RECORDS SHOWN =
• • • • • • •

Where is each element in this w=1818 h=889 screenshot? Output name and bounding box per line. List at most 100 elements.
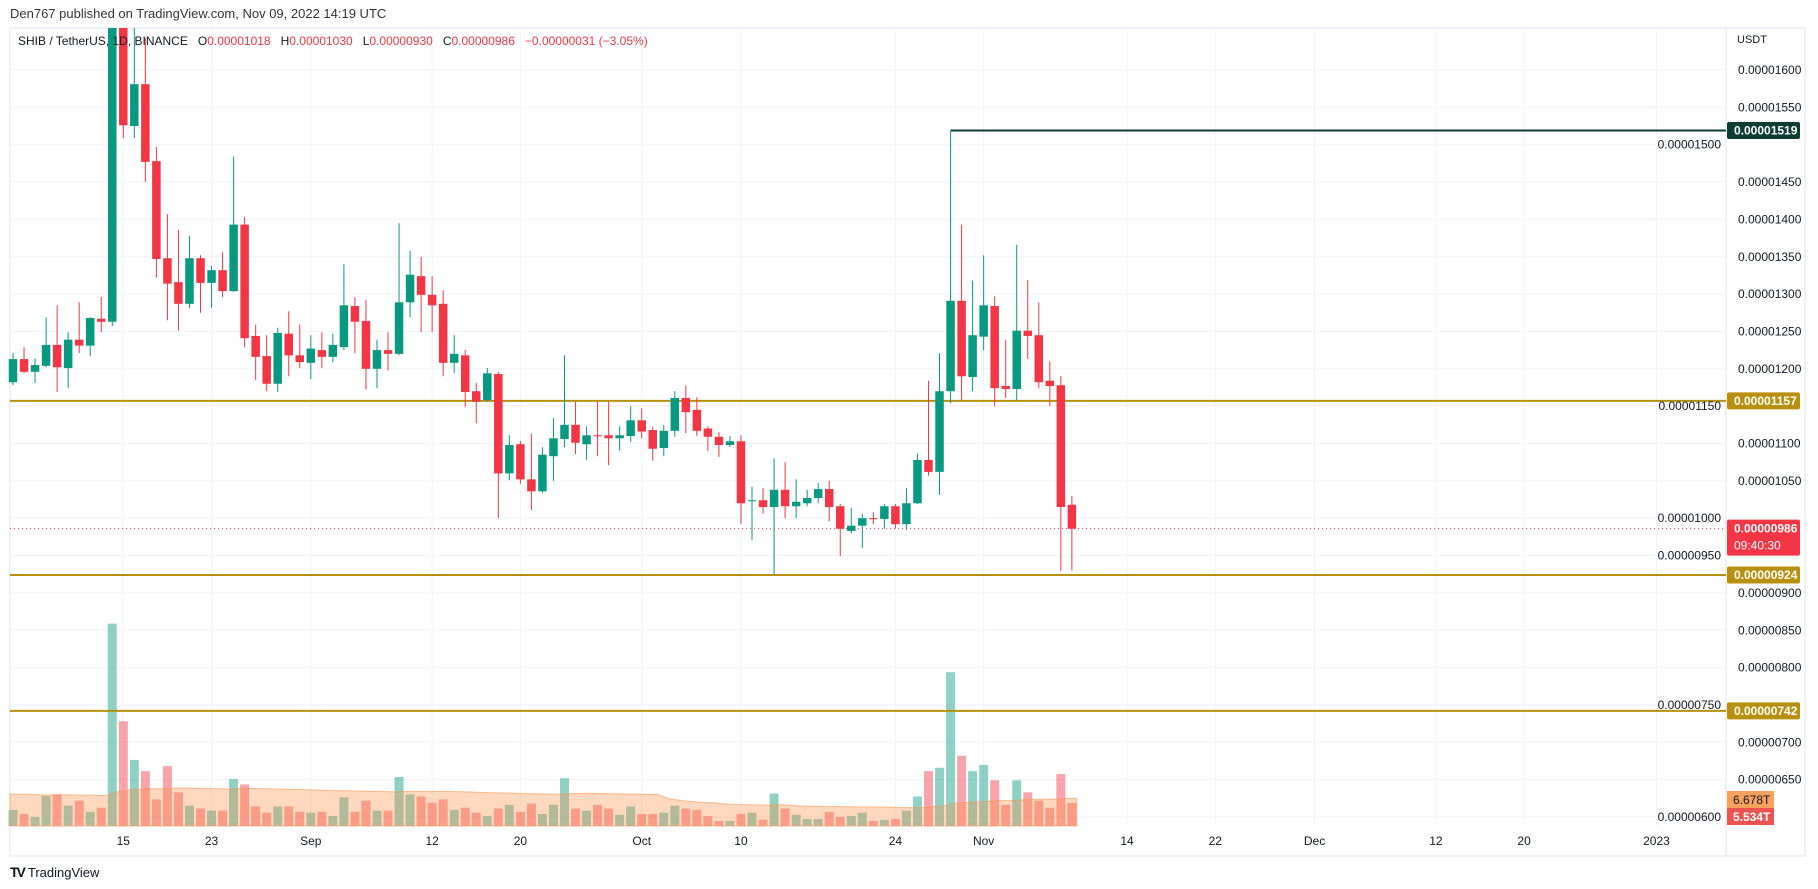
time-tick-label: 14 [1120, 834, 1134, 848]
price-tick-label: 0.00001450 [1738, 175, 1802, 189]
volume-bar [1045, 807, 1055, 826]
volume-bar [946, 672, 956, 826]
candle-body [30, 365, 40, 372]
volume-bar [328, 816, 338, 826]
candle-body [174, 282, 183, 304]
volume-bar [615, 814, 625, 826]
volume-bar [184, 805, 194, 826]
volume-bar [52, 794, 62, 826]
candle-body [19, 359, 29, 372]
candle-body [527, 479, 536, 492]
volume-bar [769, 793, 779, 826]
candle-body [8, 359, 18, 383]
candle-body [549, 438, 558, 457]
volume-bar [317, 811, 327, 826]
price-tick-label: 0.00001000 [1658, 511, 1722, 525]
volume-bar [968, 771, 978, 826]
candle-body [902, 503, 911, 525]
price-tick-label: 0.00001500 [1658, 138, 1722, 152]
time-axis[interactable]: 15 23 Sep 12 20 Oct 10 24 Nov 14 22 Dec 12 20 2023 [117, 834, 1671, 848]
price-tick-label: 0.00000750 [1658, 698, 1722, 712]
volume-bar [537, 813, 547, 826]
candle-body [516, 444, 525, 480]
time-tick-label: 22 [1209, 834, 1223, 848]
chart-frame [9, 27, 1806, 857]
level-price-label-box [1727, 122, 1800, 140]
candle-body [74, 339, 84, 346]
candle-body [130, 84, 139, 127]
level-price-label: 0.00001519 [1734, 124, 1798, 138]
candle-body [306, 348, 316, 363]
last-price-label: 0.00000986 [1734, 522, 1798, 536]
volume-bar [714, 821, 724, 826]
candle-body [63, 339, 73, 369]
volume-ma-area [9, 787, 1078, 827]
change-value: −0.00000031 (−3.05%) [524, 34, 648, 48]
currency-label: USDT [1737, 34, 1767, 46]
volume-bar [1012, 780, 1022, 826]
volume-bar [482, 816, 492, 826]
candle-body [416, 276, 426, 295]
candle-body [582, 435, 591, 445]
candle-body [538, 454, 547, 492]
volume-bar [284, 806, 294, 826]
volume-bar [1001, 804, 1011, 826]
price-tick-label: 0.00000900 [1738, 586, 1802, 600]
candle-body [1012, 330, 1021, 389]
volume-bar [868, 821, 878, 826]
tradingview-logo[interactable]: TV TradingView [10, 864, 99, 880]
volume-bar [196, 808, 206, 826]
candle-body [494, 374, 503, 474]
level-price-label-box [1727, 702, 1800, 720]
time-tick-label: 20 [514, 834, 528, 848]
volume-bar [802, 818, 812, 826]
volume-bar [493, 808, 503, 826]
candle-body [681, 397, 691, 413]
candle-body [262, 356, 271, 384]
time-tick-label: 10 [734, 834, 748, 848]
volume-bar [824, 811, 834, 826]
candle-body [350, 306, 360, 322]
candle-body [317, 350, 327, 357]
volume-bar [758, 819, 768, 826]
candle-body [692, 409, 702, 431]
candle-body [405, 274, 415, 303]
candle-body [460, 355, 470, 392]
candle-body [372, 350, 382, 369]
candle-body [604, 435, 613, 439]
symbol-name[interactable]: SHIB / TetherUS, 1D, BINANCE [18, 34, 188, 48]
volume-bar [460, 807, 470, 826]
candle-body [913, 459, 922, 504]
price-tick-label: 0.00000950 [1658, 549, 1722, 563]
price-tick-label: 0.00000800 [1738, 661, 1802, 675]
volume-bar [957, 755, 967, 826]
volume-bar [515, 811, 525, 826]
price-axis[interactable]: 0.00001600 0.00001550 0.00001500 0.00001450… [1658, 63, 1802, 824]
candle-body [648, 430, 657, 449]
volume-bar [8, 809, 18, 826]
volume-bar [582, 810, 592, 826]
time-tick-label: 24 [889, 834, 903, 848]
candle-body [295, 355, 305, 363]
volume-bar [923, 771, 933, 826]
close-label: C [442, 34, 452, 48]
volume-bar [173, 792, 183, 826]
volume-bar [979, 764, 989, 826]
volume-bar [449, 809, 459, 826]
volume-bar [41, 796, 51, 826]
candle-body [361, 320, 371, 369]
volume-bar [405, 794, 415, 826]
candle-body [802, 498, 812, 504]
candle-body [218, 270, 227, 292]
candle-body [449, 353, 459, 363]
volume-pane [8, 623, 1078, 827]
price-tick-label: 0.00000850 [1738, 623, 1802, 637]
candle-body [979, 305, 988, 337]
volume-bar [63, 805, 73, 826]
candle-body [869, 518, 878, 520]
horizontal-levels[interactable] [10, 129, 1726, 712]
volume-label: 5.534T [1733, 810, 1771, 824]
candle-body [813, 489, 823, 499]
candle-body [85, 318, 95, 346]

• • • • • • •

EXERCISE TASK = Copy the data from the line with "time-tick-label: 14 [1120, 834, 1134, 848]" to the line with "volume-bar [317, 811, 327, 826]", keeping every line unchanged.

ANSWER FOR THE TASK =
time-tick-label: 14 [1120, 834, 1134, 848]
price-tick-label: 0.00001450 [1738, 175, 1802, 189]
volume-bar [1045, 807, 1055, 826]
volume-bar [946, 672, 956, 826]
candle-body [30, 365, 40, 372]
volume-bar [328, 816, 338, 826]
candle-body [174, 282, 183, 304]
volume-bar [615, 814, 625, 826]
volume-bar [184, 805, 194, 826]
volume-bar [52, 794, 62, 826]
candle-body [19, 359, 29, 372]
candle-body [527, 479, 536, 492]
volume-bar [769, 793, 779, 826]
candle-body [8, 359, 18, 383]
candle-body [549, 438, 558, 457]
volume-bar [317, 811, 327, 826]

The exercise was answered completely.